CHALLENGE →
Copy every line of the data exactly, leaving nothing out.

INPUT →

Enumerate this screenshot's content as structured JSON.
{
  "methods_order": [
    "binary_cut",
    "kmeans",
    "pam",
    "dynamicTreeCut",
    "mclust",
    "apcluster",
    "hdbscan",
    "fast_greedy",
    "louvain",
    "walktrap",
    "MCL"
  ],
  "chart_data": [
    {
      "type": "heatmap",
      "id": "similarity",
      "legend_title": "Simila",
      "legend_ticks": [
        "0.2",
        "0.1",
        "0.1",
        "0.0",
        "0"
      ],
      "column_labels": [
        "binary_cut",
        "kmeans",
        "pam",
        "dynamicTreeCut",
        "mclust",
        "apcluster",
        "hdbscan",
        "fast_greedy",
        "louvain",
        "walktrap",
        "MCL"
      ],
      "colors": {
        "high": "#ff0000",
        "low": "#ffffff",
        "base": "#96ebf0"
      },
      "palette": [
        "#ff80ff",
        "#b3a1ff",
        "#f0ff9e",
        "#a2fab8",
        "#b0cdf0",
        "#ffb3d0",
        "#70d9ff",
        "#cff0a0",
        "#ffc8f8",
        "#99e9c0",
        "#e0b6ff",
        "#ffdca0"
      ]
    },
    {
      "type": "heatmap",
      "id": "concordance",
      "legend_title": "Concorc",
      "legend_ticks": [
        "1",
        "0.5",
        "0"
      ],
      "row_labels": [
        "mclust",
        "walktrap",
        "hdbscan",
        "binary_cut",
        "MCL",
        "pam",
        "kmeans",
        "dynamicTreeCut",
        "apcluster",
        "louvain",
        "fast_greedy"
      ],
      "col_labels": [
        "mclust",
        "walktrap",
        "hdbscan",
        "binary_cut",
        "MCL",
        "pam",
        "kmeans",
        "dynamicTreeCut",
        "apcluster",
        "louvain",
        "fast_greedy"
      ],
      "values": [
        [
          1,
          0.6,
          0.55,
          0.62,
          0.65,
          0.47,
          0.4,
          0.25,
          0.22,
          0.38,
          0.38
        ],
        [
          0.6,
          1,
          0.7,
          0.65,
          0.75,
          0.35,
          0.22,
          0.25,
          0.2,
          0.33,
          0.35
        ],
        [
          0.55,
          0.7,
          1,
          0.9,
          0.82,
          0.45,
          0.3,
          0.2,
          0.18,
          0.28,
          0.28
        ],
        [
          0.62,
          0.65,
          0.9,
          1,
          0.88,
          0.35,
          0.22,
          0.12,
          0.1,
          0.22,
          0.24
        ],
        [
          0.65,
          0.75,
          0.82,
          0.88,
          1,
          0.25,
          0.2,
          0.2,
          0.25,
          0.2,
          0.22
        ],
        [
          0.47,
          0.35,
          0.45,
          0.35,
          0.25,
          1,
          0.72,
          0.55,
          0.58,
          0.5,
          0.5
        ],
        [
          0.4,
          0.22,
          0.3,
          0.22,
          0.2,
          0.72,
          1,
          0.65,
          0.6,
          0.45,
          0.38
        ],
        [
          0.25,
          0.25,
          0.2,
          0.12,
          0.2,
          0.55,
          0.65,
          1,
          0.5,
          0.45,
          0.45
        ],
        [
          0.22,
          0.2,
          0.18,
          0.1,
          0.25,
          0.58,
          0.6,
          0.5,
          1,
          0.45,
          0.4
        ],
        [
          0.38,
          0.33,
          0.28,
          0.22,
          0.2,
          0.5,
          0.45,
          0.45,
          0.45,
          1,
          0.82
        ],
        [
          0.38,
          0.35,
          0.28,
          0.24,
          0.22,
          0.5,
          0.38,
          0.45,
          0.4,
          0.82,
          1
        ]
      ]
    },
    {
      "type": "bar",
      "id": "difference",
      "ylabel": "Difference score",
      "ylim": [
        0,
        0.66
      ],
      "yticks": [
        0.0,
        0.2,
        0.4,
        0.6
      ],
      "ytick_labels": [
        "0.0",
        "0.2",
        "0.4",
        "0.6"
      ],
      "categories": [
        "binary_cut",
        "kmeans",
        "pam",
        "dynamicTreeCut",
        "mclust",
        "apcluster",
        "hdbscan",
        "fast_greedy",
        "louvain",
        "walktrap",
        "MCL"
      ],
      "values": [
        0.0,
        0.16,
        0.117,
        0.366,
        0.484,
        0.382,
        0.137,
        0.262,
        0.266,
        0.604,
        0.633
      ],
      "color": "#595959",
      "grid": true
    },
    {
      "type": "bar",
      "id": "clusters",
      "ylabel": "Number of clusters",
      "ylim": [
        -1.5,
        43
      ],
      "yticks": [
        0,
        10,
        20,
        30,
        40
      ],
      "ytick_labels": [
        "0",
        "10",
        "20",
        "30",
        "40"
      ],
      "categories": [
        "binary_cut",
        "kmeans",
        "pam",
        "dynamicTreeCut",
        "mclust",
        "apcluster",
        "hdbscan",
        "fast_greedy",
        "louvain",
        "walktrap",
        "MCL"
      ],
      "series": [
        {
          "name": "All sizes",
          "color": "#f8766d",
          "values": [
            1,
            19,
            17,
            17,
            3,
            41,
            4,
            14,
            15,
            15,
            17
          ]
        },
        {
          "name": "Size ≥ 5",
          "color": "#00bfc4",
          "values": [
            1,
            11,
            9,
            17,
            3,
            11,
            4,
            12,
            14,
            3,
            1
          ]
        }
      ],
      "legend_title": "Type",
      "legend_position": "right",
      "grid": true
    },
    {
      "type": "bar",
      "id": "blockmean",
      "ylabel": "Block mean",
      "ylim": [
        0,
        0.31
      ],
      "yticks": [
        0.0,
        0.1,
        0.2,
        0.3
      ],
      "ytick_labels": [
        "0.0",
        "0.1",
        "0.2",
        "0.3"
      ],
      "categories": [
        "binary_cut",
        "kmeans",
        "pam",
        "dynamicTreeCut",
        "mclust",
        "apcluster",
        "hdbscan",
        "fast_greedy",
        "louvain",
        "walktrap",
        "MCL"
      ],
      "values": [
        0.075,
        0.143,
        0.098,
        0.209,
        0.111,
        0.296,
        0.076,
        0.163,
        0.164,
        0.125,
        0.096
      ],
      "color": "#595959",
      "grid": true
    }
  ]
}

WRITTEN SOLUTION →
Enumerate this screenshot's content as structured JSON.
{
  "methods_order": [
    "binary_cut",
    "kmeans",
    "pam",
    "dynamicTreeCut",
    "mclust",
    "apcluster",
    "hdbscan",
    "fast_greedy",
    "louvain",
    "walktrap",
    "MCL"
  ],
  "chart_data": [
    {
      "type": "heatmap",
      "id": "similarity",
      "legend_title": "Simila",
      "legend_ticks": [
        "0.2",
        "0.1",
        "0.1",
        "0.0",
        "0"
      ],
      "column_labels": [
        "binary_cut",
        "kmeans",
        "pam",
        "dynamicTreeCut",
        "mclust",
        "apcluster",
        "hdbscan",
        "fast_greedy",
        "louvain",
        "walktrap",
        "MCL"
      ],
      "colors": {
        "high": "#ff0000",
        "low": "#ffffff",
        "base": "#96ebf0"
      },
      "palette": [
        "#ff80ff",
        "#b3a1ff",
        "#f0ff9e",
        "#a2fab8",
        "#b0cdf0",
        "#ffb3d0",
        "#70d9ff",
        "#cff0a0",
        "#ffc8f8",
        "#99e9c0",
        "#e0b6ff",
        "#ffdca0"
      ]
    },
    {
      "type": "heatmap",
      "id": "concordance",
      "legend_title": "Concorc",
      "legend_ticks": [
        "1",
        "0.5",
        "0"
      ],
      "row_labels": [
        "mclust",
        "walktrap",
        "hdbscan",
        "binary_cut",
        "MCL",
        "pam",
        "kmeans",
        "dynamicTreeCut",
        "apcluster",
        "louvain",
        "fast_greedy"
      ],
      "col_labels": [
        "mclust",
        "walktrap",
        "hdbscan",
        "binary_cut",
        "MCL",
        "pam",
        "kmeans",
        "dynamicTreeCut",
        "apcluster",
        "louvain",
        "fast_greedy"
      ],
      "values": [
        [
          1,
          0.6,
          0.55,
          0.62,
          0.65,
          0.47,
          0.4,
          0.25,
          0.22,
          0.38,
          0.38
        ],
        [
          0.6,
          1,
          0.7,
          0.65,
          0.75,
          0.35,
          0.22,
          0.25,
          0.2,
          0.33,
          0.35
        ],
        [
          0.55,
          0.7,
          1,
          0.9,
          0.82,
          0.45,
          0.3,
          0.2,
          0.18,
          0.28,
          0.28
        ],
        [
          0.62,
          0.65,
          0.9,
          1,
          0.88,
          0.35,
          0.22,
          0.12,
          0.1,
          0.22,
          0.24
        ],
        [
          0.65,
          0.75,
          0.82,
          0.88,
          1,
          0.25,
          0.2,
          0.2,
          0.25,
          0.2,
          0.22
        ],
        [
          0.47,
          0.35,
          0.45,
          0.35,
          0.25,
          1,
          0.72,
          0.55,
          0.58,
          0.5,
          0.5
        ],
        [
          0.4,
          0.22,
          0.3,
          0.22,
          0.2,
          0.72,
          1,
          0.65,
          0.6,
          0.45,
          0.38
        ],
        [
          0.25,
          0.25,
          0.2,
          0.12,
          0.2,
          0.55,
          0.65,
          1,
          0.5,
          0.45,
          0.45
        ],
        [
          0.22,
          0.2,
          0.18,
          0.1,
          0.25,
          0.58,
          0.6,
          0.5,
          1,
          0.45,
          0.4
        ],
        [
          0.38,
          0.33,
          0.28,
          0.22,
          0.2,
          0.5,
          0.45,
          0.45,
          0.45,
          1,
          0.82
        ],
        [
          0.38,
          0.35,
          0.28,
          0.24,
          0.22,
          0.5,
          0.38,
          0.45,
          0.4,
          0.82,
          1
        ]
      ]
    },
    {
      "type": "bar",
      "id": "difference",
      "ylabel": "Difference score",
      "ylim": [
        0,
        0.66
      ],
      "yticks": [
        0.0,
        0.2,
        0.4,
        0.6
      ],
      "ytick_labels": [
        "0.0",
        "0.2",
        "0.4",
        "0.6"
      ],
      "categories": [
        "binary_cut",
        "kmeans",
        "pam",
        "dynamicTreeCut",
        "mclust",
        "apcluster",
        "hdbscan",
        "fast_greedy",
        "louvain",
        "walktrap",
        "MCL"
      ],
      "values": [
        0.0,
        0.16,
        0.117,
        0.366,
        0.484,
        0.382,
        0.137,
        0.262,
        0.266,
        0.604,
        0.633
      ],
      "color": "#595959",
      "grid": true
    },
    {
      "type": "bar",
      "id": "clusters",
      "ylabel": "Number of clusters",
      "ylim": [
        -1.5,
        43
      ],
      "yticks": [
        0,
        10,
        20,
        30,
        40
      ],
      "ytick_labels": [
        "0",
        "10",
        "20",
        "30",
        "40"
      ],
      "categories": [
        "binary_cut",
        "kmeans",
        "pam",
        "dynamicTreeCut",
        "mclust",
        "apcluster",
        "hdbscan",
        "fast_greedy",
        "louvain",
        "walktrap",
        "MCL"
      ],
      "series": [
        {
          "name": "All sizes",
          "color": "#f8766d",
          "values": [
            1,
            19,
            17,
            17,
            3,
            41,
            4,
            14,
            15,
            15,
            17
          ]
        },
        {
          "name": "Size ≥ 5",
          "color": "#00bfc4",
          "values": [
            1,
            11,
            9,
            17,
            3,
            11,
            4,
            12,
            14,
            3,
            1
          ]
        }
      ],
      "legend_title": "Type",
      "legend_position": "right",
      "grid": true
    },
    {
      "type": "bar",
      "id": "blockmean",
      "ylabel": "Block mean",
      "ylim": [
        0,
        0.31
      ],
      "yticks": [
        0.0,
        0.1,
        0.2,
        0.3
      ],
      "ytick_labels": [
        "0.0",
        "0.1",
        "0.2",
        "0.3"
      ],
      "categories": [
        "binary_cut",
        "kmeans",
        "pam",
        "dynamicTreeCut",
        "mclust",
        "apcluster",
        "hdbscan",
        "fast_greedy",
        "louvain",
        "walktrap",
        "MCL"
      ],
      "values": [
        0.075,
        0.143,
        0.098,
        0.209,
        0.111,
        0.296,
        0.076,
        0.163,
        0.164,
        0.125,
        0.096
      ],
      "color": "#595959",
      "grid": true
    }
  ]
}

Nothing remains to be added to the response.